● **WHAT THIS TASK INVOLVES**
Reproduce all of the data exactly, with no line skipped.

---

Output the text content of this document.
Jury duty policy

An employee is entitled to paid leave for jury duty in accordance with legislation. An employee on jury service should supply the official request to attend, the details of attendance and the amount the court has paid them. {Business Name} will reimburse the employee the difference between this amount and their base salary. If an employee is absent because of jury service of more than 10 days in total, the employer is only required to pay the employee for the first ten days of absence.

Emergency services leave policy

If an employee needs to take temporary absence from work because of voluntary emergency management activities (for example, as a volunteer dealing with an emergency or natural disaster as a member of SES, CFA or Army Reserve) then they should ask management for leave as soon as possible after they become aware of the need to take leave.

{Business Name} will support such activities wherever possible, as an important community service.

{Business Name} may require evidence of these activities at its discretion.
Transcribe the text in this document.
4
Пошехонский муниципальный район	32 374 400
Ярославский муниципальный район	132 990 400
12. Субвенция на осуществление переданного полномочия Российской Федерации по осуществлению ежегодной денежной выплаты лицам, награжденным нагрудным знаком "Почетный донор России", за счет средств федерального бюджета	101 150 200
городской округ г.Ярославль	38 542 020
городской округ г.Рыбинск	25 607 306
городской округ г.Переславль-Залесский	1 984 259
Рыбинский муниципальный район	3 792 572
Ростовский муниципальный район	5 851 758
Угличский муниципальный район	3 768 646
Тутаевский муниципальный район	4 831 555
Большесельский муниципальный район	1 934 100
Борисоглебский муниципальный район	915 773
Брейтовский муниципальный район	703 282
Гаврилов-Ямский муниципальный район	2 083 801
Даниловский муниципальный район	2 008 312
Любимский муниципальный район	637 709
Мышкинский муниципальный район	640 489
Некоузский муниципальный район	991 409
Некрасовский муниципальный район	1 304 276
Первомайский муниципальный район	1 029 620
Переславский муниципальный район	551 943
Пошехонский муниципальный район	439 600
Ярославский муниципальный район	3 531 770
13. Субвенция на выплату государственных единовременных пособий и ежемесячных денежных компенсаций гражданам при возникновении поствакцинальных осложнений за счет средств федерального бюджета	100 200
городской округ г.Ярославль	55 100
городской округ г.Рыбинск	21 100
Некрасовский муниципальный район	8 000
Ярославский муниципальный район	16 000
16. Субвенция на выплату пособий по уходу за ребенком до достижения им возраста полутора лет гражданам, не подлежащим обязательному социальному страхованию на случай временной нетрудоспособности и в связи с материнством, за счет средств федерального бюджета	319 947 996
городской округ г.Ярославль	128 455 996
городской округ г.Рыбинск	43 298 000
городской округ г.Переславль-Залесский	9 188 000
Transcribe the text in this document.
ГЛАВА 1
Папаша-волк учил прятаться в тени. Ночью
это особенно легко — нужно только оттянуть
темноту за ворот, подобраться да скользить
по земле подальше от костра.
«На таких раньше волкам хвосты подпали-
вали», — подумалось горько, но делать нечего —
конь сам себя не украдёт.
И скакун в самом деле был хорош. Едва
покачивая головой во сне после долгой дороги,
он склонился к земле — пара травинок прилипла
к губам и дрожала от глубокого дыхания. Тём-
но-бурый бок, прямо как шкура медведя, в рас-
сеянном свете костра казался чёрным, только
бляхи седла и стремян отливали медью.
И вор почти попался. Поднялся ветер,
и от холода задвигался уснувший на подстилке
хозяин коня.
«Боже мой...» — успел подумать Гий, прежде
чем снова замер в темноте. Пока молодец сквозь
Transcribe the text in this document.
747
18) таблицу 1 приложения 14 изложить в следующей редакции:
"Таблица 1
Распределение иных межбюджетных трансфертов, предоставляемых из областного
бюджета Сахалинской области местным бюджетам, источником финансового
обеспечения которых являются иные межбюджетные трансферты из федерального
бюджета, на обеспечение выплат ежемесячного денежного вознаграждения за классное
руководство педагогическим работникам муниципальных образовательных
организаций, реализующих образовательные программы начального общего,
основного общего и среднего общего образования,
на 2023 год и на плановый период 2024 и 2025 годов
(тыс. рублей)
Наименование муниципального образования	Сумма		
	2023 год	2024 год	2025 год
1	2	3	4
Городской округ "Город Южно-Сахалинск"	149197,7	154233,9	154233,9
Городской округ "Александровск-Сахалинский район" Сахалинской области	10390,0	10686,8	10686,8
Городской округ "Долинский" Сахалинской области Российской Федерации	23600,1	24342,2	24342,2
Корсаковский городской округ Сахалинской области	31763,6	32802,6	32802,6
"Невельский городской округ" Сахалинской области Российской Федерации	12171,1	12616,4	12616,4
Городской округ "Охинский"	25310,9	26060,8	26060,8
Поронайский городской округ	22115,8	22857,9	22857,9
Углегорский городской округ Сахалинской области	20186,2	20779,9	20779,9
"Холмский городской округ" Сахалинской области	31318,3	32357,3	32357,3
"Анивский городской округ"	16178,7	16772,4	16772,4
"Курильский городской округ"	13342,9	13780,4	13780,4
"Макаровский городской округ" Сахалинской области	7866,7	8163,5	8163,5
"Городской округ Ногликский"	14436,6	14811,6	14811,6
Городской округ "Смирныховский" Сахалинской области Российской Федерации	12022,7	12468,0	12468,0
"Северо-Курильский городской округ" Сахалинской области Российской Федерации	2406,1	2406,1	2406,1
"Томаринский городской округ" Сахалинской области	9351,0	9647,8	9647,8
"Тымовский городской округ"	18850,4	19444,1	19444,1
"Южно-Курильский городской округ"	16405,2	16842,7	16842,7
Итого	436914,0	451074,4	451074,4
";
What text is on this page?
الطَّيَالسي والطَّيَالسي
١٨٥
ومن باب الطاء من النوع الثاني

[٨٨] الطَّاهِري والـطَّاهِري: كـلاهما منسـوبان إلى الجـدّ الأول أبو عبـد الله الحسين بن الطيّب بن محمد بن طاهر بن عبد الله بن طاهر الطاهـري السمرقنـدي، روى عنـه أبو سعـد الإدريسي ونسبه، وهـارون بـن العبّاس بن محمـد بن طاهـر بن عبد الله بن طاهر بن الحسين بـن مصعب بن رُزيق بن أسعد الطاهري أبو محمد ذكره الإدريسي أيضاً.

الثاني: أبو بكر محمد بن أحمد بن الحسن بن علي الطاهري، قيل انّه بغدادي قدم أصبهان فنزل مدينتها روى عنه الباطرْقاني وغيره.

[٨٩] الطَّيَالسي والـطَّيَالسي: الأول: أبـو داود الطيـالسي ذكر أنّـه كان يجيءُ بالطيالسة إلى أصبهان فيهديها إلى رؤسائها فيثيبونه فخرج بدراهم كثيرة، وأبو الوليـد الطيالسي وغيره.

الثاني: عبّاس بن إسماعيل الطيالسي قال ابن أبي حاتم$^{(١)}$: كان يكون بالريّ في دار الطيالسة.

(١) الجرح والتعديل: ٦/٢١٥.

---

● **WORKED SOLUTION**
Output the text content of this document.
Jury duty policy

An employee is entitled to paid leave for jury duty in accordance with legislation. An employee on jury service should supply the official request to attend, the details of attendance and the amount the court has paid them. {Business Name} will reimburse the employee the difference between this amount and their base salary. If an employee is absent because of jury service of more than 10 days in total, the employer is only required to pay the employee for the first ten days of absence.

Emergency services leave policy

If an employee needs to take temporary absence from work because of voluntary emergency management activities (for example, as a volunteer dealing with an emergency or natural disaster as a member of SES, CFA or Army Reserve) then they should ask management for leave as soon as possible after they become aware of the need to take leave.

{Business Name} will support such activities wherever possible, as an important community service.

{Business Name} may require evidence of these activities at its discretion.
Transcribe the text in this document.
4
Пошехонский муниципальный район	32 374 400
Ярославский муниципальный район	132 990 400
12. Субвенция на осуществление переданного полномочия Российской Федерации по осуществлению ежегодной денежной выплаты лицам, награжденным нагрудным знаком "Почетный донор России", за счет средств федерального бюджета	101 150 200
городской округ г.Ярославль	38 542 020
городской округ г.Рыбинск	25 607 306
городской округ г.Переславль-Залесский	1 984 259
Рыбинский муниципальный район	3 792 572
Ростовский муниципальный район	5 851 758
Угличский муниципальный район	3 768 646
Тутаевский муниципальный район	4 831 555
Большесельский муниципальный район	1 934 100
Борисоглебский муниципальный район	915 773
Брейтовский муниципальный район	703 282
Гаврилов-Ямский муниципальный район	2 083 801
Даниловский муниципальный район	2 008 312
Любимский муниципальный район	637 709
Мышкинский муниципальный район	640 489
Некоузский муниципальный район	991 409
Некрасовский муниципальный район	1 304 276
Первомайский муниципальный район	1 029 620
Переславский муниципальный район	551 943
Пошехонский муниципальный район	439 600
Ярославский муниципальный район	3 531 770
13. Субвенция на выплату государственных единовременных пособий и ежемесячных денежных компенсаций гражданам при возникновении поствакцинальных осложнений за счет средств федерального бюджета	100 200
городской округ г.Ярославль	55 100
городской округ г.Рыбинск	21 100
Некрасовский муниципальный район	8 000
Ярославский муниципальный район	16 000
16. Субвенция на выплату пособий по уходу за ребенком до достижения им возраста полутора лет гражданам, не подлежащим обязательному социальному страхованию на случай временной нетрудоспособности и в связи с материнством, за счет средств федерального бюджета	319 947 996
городской округ г.Ярославль	128 455 996
городской округ г.Рыбинск	43 298 000
городской округ г.Переславль-Залесский	9 188 000
Transcribe the text in this document.
ГЛАВА 1
Папаша-волк учил прятаться в тени. Ночью
это особенно легко — нужно только оттянуть
темноту за ворот, подобраться да скользить
по земле подальше от костра.
«На таких раньше волкам хвосты подпали-
вали», — подумалось горько, но делать нечего —
конь сам себя не украдёт.
И скакун в самом деле был хорош. Едва
покачивая головой во сне после долгой дороги,
он склонился к земле — пара травинок прилипла
к губам и дрожала от глубокого дыхания. Тём-
но-бурый бок, прямо как шкура медведя, в рас-
сеянном свете костра казался чёрным, только
бляхи седла и стремян отливали медью.
И вор почти попался. Поднялся ветер,
и от холода задвигался уснувший на подстилке
хозяин коня.
«Боже мой...» — успел подумать Гий, прежде
чем снова замер в темноте. Пока молодец сквозь
Transcribe the text in this document.
747
18) таблицу 1 приложения 14 изложить в следующей редакции:
"Таблица 1
Распределение иных межбюджетных трансфертов, предоставляемых из областного
бюджета Сахалинской области местным бюджетам, источником финансового
обеспечения которых являются иные межбюджетные трансферты из федерального
бюджета, на обеспечение выплат ежемесячного денежного вознаграждения за классное
руководство педагогическим работникам муниципальных образовательных
организаций, реализующих образовательные программы начального общего,
основного общего и среднего общего образования,
на 2023 год и на плановый период 2024 и 2025 годов
(тыс. рублей)
Наименование муниципального образования	Сумма		
	2023 год	2024 год	2025 год
1	2	3	4
Городской округ "Город Южно-Сахалинск"	149197,7	154233,9	154233,9
Городской округ "Александровск-Сахалинский район" Сахалинской области	10390,0	10686,8	10686,8
Городской округ "Долинский" Сахалинской области Российской Федерации	23600,1	24342,2	24342,2
Корсаковский городской округ Сахалинской области	31763,6	32802,6	32802,6
"Невельский городской округ" Сахалинской области Российской Федерации	12171,1	12616,4	12616,4
Городской округ "Охинский"	25310,9	26060,8	26060,8
Поронайский городской округ	22115,8	22857,9	22857,9
Углегорский городской округ Сахалинской области	20186,2	20779,9	20779,9
"Холмский городской округ" Сахалинской области	31318,3	32357,3	32357,3
"Анивский городской округ"	16178,7	16772,4	16772,4
"Курильский городской округ"	13342,9	13780,4	13780,4
"Макаровский городской округ" Сахалинской области	7866,7	8163,5	8163,5
"Городской округ Ногликский"	14436,6	14811,6	14811,6
Городской округ "Смирныховский" Сахалинской области Российской Федерации	12022,7	12468,0	12468,0
"Северо-Курильский городской округ" Сахалинской области Российской Федерации	2406,1	2406,1	2406,1
"Томаринский городской округ" Сахалинской области	9351,0	9647,8	9647,8
"Тымовский городской округ"	18850,4	19444,1	19444,1
"Южно-Курильский городской округ"	16405,2	16842,7	16842,7
Итого	436914,0	451074,4	451074,4
";
What text is on this page?
الطَّيَالسي والطَّيَالسي
١٨٥
ومن باب الطاء من النوع الثاني

[٨٨] الطَّاهِري والـطَّاهِري: كـلاهما منسـوبان إلى الجـدّ الأول أبو عبـد الله الحسين بن الطيّب بن محمد بن طاهر بن عبد الله بن طاهر الطاهـري السمرقنـدي، روى عنـه أبو سعـد الإدريسي ونسبه، وهـارون بـن العبّاس بن محمـد بن طاهـر بن عبد الله بن طاهر بن الحسين بـن مصعب بن رُزيق بن أسعد الطاهري أبو محمد ذكره الإدريسي أيضاً.

الثاني: أبو بكر محمد بن أحمد بن الحسن بن علي الطاهري، قيل انّه بغدادي قدم أصبهان فنزل مدينتها روى عنه الباطرْقاني وغيره.

[٨٩] الطَّيَالسي والـطَّيَالسي: الأول: أبـو داود الطيـالسي ذكر أنّـه كان يجيءُ بالطيالسة إلى أصبهان فيهديها إلى رؤسائها فيثيبونه فخرج بدراهم كثيرة، وأبو الوليـد الطيالسي وغيره.

الثاني: عبّاس بن إسماعيل الطيالسي قال ابن أبي حاتم$^{(١)}$: كان يكون بالريّ في دار الطيالسة.

(١) الجرح والتعديل: ٦/٢١٥.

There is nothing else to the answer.